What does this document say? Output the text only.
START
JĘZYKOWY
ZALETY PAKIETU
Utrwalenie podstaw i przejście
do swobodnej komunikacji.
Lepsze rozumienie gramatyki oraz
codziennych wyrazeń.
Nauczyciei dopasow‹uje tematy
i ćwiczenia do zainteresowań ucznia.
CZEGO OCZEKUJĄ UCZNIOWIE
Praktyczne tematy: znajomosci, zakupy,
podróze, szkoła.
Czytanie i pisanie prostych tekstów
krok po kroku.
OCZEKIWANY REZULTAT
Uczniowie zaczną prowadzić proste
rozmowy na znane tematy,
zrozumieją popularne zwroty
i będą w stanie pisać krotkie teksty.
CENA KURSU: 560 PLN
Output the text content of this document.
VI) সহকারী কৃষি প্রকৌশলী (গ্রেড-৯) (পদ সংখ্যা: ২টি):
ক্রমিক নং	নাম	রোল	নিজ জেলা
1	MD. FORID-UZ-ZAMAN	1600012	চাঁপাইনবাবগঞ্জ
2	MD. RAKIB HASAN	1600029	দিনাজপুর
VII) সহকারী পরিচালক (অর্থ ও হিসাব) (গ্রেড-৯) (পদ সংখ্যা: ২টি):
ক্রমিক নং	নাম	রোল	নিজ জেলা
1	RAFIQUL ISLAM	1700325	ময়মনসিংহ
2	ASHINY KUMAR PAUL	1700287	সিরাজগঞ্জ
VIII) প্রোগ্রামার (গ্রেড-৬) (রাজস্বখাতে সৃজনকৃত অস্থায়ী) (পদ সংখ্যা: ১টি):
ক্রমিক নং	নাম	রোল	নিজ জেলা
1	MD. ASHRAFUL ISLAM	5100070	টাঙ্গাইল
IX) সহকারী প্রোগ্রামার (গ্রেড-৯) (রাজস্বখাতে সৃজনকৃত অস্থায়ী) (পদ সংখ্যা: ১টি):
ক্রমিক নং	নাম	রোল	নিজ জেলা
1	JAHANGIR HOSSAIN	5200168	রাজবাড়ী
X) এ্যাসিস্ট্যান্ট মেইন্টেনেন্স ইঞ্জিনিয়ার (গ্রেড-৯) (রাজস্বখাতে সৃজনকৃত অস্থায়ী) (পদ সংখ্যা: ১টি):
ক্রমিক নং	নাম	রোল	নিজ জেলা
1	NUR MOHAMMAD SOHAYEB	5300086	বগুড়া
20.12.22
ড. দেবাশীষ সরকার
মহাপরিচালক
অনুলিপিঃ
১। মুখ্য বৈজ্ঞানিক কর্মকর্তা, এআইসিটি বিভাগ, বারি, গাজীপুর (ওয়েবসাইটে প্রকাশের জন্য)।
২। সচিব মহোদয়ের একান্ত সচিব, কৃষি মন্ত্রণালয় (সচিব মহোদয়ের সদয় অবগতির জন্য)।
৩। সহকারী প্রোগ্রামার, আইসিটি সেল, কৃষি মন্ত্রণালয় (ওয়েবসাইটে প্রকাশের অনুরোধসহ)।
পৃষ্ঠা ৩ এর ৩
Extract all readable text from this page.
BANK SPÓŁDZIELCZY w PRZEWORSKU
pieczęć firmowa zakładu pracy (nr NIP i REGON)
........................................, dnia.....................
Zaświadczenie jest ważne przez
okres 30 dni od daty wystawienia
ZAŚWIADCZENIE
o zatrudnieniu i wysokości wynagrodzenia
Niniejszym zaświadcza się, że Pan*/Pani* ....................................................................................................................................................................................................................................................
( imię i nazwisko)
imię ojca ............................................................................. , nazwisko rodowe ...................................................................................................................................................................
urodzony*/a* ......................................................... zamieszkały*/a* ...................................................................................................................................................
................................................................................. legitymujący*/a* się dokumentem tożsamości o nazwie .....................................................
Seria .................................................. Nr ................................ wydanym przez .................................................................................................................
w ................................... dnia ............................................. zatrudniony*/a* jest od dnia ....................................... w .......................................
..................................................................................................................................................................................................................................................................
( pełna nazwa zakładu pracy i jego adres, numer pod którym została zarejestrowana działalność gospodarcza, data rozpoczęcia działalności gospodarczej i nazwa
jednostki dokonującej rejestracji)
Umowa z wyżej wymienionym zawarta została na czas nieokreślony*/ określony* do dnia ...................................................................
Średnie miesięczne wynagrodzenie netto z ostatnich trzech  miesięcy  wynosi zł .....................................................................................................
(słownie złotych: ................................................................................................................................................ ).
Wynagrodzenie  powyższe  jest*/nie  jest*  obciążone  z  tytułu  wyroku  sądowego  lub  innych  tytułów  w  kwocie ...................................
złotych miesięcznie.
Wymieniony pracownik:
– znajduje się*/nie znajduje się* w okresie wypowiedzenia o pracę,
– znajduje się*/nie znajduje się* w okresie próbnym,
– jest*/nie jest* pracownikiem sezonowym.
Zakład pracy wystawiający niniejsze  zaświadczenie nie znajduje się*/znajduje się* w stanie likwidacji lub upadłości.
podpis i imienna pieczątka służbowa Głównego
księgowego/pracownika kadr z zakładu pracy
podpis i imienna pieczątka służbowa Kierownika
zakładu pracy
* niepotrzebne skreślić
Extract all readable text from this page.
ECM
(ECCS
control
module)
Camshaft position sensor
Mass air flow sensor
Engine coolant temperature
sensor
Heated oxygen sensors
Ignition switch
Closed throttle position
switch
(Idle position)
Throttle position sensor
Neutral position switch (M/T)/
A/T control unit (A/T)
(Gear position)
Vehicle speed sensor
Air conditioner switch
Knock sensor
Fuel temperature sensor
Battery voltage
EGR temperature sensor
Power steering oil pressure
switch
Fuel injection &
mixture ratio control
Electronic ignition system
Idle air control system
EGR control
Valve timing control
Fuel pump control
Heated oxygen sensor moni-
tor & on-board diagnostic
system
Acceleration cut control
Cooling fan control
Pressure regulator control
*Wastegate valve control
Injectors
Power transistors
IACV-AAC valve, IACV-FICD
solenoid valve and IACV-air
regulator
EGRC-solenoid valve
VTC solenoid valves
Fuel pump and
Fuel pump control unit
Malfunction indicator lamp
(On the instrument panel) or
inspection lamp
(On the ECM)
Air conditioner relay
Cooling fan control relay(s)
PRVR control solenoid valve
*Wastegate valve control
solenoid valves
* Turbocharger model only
──────────────────────────────
Go through the lines above. Select every one that has the string "regulator".

Pressure regulator control
regulator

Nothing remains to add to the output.